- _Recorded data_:
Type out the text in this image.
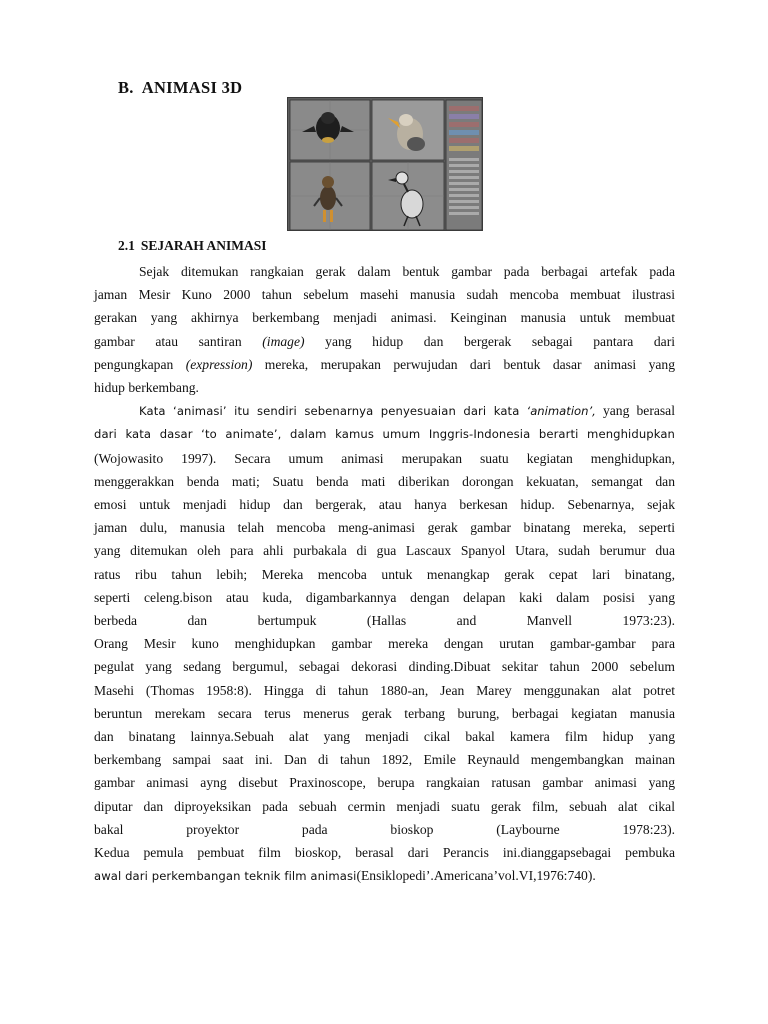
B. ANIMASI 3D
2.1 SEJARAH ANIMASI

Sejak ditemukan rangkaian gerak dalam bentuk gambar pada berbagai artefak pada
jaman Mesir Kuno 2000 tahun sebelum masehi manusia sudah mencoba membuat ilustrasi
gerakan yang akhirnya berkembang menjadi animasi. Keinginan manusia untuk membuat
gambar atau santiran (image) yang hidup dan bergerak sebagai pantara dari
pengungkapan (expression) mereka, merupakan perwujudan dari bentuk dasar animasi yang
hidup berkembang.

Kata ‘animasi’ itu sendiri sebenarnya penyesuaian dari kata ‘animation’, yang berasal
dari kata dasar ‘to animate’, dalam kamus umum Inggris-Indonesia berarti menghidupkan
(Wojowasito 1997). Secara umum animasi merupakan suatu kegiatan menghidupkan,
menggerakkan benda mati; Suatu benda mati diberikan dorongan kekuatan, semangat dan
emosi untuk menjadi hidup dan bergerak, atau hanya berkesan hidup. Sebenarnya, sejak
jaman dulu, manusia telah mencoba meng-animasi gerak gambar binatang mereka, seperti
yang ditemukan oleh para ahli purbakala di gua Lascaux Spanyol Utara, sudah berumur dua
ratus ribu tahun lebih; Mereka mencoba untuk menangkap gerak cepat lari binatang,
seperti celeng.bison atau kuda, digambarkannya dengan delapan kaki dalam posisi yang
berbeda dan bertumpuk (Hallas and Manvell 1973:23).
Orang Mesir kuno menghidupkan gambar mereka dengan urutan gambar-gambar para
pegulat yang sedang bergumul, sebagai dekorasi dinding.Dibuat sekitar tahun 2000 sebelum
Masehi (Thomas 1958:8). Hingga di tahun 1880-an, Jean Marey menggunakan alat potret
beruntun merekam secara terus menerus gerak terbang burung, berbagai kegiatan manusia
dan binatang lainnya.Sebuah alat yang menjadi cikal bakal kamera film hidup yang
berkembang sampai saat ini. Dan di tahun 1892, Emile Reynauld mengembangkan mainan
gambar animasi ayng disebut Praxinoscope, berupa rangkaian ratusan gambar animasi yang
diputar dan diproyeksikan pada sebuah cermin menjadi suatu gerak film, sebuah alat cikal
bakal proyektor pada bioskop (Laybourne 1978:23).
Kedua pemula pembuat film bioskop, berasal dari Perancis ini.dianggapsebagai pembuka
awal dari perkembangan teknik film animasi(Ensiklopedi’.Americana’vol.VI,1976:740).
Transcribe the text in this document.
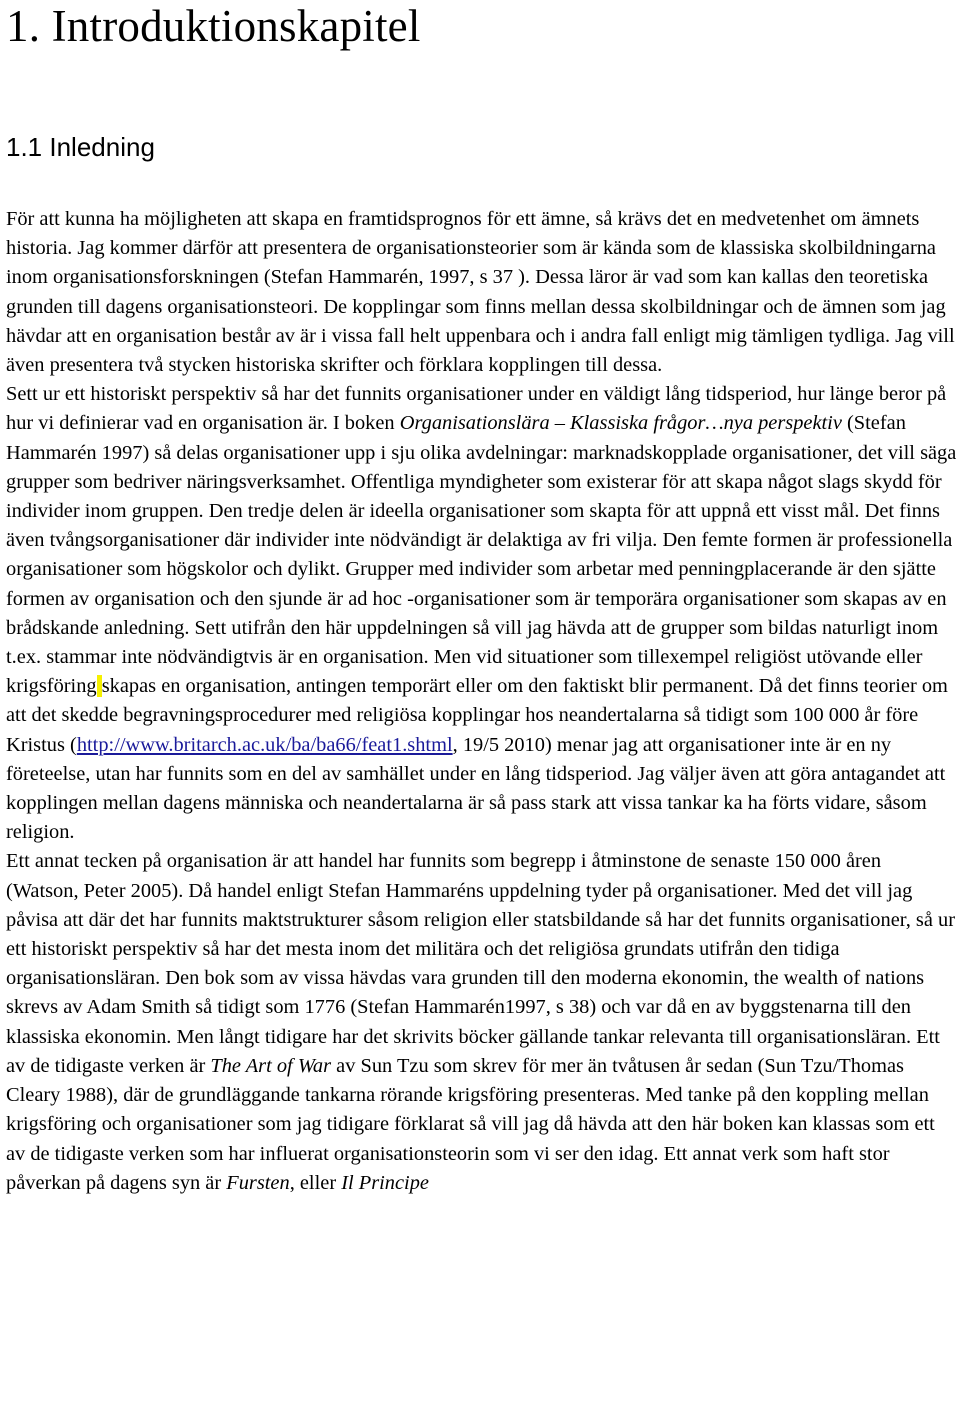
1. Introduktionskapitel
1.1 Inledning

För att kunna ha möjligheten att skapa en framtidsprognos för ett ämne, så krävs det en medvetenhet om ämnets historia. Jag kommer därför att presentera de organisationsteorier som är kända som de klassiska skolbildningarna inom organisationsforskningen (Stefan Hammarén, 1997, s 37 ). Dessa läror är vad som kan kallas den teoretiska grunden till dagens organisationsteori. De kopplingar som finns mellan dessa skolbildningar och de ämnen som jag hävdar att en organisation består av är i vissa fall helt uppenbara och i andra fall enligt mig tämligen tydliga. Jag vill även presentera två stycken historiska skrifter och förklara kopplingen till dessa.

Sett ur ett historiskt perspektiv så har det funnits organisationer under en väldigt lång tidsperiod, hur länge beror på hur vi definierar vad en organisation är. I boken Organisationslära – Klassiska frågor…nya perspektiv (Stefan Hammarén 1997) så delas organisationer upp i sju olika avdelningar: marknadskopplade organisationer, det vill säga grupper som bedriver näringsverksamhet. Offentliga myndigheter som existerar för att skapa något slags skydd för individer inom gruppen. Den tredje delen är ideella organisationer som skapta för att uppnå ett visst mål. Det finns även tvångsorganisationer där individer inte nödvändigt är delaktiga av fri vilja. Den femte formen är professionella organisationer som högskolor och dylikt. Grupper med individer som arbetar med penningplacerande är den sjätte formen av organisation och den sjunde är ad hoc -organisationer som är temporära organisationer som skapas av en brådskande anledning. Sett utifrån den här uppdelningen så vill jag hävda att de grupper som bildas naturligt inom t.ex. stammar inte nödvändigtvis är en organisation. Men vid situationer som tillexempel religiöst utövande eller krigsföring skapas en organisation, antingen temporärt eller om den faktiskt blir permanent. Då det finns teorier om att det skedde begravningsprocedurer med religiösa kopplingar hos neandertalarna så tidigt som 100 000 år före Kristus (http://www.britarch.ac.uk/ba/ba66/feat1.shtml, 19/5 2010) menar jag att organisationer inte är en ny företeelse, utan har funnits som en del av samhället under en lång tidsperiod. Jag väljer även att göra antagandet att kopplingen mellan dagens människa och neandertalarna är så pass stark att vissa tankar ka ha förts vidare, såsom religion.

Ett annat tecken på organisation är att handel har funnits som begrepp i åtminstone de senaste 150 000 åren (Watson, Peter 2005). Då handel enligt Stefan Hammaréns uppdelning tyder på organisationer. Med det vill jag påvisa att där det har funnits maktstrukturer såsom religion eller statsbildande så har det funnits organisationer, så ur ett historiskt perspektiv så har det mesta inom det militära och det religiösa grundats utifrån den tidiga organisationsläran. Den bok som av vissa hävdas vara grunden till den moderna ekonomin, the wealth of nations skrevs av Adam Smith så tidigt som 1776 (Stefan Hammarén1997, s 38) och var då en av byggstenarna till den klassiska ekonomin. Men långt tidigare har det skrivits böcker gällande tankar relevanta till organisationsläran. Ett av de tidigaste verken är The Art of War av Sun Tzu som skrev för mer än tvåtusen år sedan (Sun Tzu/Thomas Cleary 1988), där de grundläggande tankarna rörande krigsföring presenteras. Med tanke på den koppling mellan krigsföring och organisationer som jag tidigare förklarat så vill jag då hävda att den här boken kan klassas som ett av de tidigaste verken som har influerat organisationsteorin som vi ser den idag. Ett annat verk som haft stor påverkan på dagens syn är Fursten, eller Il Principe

- _DIRECTIONS FOR THIS TASK_: Output the data above without changes, apart from leaving out the pictures.

- _ANSWER FOR THE TASK_:
Type out the text in this image.
B. ANIMASI 3D
2.1 SEJARAH ANIMASI

Sejak ditemukan rangkaian gerak dalam bentuk gambar pada berbagai artefak pada
jaman Mesir Kuno 2000 tahun sebelum masehi manusia sudah mencoba membuat ilustrasi
gerakan yang akhirnya berkembang menjadi animasi. Keinginan manusia untuk membuat
gambar atau santiran (image) yang hidup dan bergerak sebagai pantara dari
pengungkapan (expression) mereka, merupakan perwujudan dari bentuk dasar animasi yang
hidup berkembang.

Kata ‘animasi’ itu sendiri sebenarnya penyesuaian dari kata ‘animation’, yang berasal
dari kata dasar ‘to animate’, dalam kamus umum Inggris-Indonesia berarti menghidupkan
(Wojowasito 1997). Secara umum animasi merupakan suatu kegiatan menghidupkan,
menggerakkan benda mati; Suatu benda mati diberikan dorongan kekuatan, semangat dan
emosi untuk menjadi hidup dan bergerak, atau hanya berkesan hidup. Sebenarnya, sejak
jaman dulu, manusia telah mencoba meng-animasi gerak gambar binatang mereka, seperti
yang ditemukan oleh para ahli purbakala di gua Lascaux Spanyol Utara, sudah berumur dua
ratus ribu tahun lebih; Mereka mencoba untuk menangkap gerak cepat lari binatang,
seperti celeng.bison atau kuda, digambarkannya dengan delapan kaki dalam posisi yang
berbeda dan bertumpuk (Hallas and Manvell 1973:23).
Orang Mesir kuno menghidupkan gambar mereka dengan urutan gambar-gambar para
pegulat yang sedang bergumul, sebagai dekorasi dinding.Dibuat sekitar tahun 2000 sebelum
Masehi (Thomas 1958:8). Hingga di tahun 1880-an, Jean Marey menggunakan alat potret
beruntun merekam secara terus menerus gerak terbang burung, berbagai kegiatan manusia
dan binatang lainnya.Sebuah alat yang menjadi cikal bakal kamera film hidup yang
berkembang sampai saat ini. Dan di tahun 1892, Emile Reynauld mengembangkan mainan
gambar animasi ayng disebut Praxinoscope, berupa rangkaian ratusan gambar animasi yang
diputar dan diproyeksikan pada sebuah cermin menjadi suatu gerak film, sebuah alat cikal
bakal proyektor pada bioskop (Laybourne 1978:23).
Kedua pemula pembuat film bioskop, berasal dari Perancis ini.dianggapsebagai pembuka
awal dari perkembangan teknik film animasi(Ensiklopedi’.Americana’vol.VI,1976:740).
Transcribe the text in this document.
1. Introduktionskapitel
1.1 Inledning

För att kunna ha möjligheten att skapa en framtidsprognos för ett ämne, så krävs det en medvetenhet om ämnets historia. Jag kommer därför att presentera de organisationsteorier som är kända som de klassiska skolbildningarna inom organisationsforskningen (Stefan Hammarén, 1997, s 37 ). Dessa läror är vad som kan kallas den teoretiska grunden till dagens organisationsteori. De kopplingar som finns mellan dessa skolbildningar och de ämnen som jag hävdar att en organisation består av är i vissa fall helt uppenbara och i andra fall enligt mig tämligen tydliga. Jag vill även presentera två stycken historiska skrifter och förklara kopplingen till dessa.

Sett ur ett historiskt perspektiv så har det funnits organisationer under en väldigt lång tidsperiod, hur länge beror på hur vi definierar vad en organisation är. I boken Organisationslära – Klassiska frågor…nya perspektiv (Stefan Hammarén 1997) så delas organisationer upp i sju olika avdelningar: marknadskopplade organisationer, det vill säga grupper som bedriver näringsverksamhet. Offentliga myndigheter som existerar för att skapa något slags skydd för individer inom gruppen. Den tredje delen är ideella organisationer som skapta för att uppnå ett visst mål. Det finns även tvångsorganisationer där individer inte nödvändigt är delaktiga av fri vilja. Den femte formen är professionella organisationer som högskolor och dylikt. Grupper med individer som arbetar med penningplacerande är den sjätte formen av organisation och den sjunde är ad hoc -organisationer som är temporära organisationer som skapas av en brådskande anledning. Sett utifrån den här uppdelningen så vill jag hävda att de grupper som bildas naturligt inom t.ex. stammar inte nödvändigtvis är en organisation. Men vid situationer som tillexempel religiöst utövande eller krigsföring skapas en organisation, antingen temporärt eller om den faktiskt blir permanent. Då det finns teorier om att det skedde begravningsprocedurer med religiösa kopplingar hos neandertalarna så tidigt som 100 000 år före Kristus (http://www.britarch.ac.uk/ba/ba66/feat1.shtml, 19/5 2010) menar jag att organisationer inte är en ny företeelse, utan har funnits som en del av samhället under en lång tidsperiod. Jag väljer även att göra antagandet att kopplingen mellan dagens människa och neandertalarna är så pass stark att vissa tankar ka ha förts vidare, såsom religion.

Ett annat tecken på organisation är att handel har funnits som begrepp i åtminstone de senaste 150 000 åren (Watson, Peter 2005). Då handel enligt Stefan Hammaréns uppdelning tyder på organisationer. Med det vill jag påvisa att där det har funnits maktstrukturer såsom religion eller statsbildande så har det funnits organisationer, så ur ett historiskt perspektiv så har det mesta inom det militära och det religiösa grundats utifrån den tidiga organisationsläran. Den bok som av vissa hävdas vara grunden till den moderna ekonomin, the wealth of nations skrevs av Adam Smith så tidigt som 1776 (Stefan Hammarén1997, s 38) och var då en av byggstenarna till den klassiska ekonomin. Men långt tidigare har det skrivits böcker gällande tankar relevanta till organisationsläran. Ett av de tidigaste verken är The Art of War av Sun Tzu som skrev för mer än tvåtusen år sedan (Sun Tzu/Thomas Cleary 1988), där de grundläggande tankarna rörande krigsföring presenteras. Med tanke på den koppling mellan krigsföring och organisationer som jag tidigare förklarat så vill jag då hävda att den här boken kan klassas som ett av de tidigaste verken som har influerat organisationsteorin som vi ser den idag. Ett annat verk som haft stor påverkan på dagens syn är Fursten, eller Il Principe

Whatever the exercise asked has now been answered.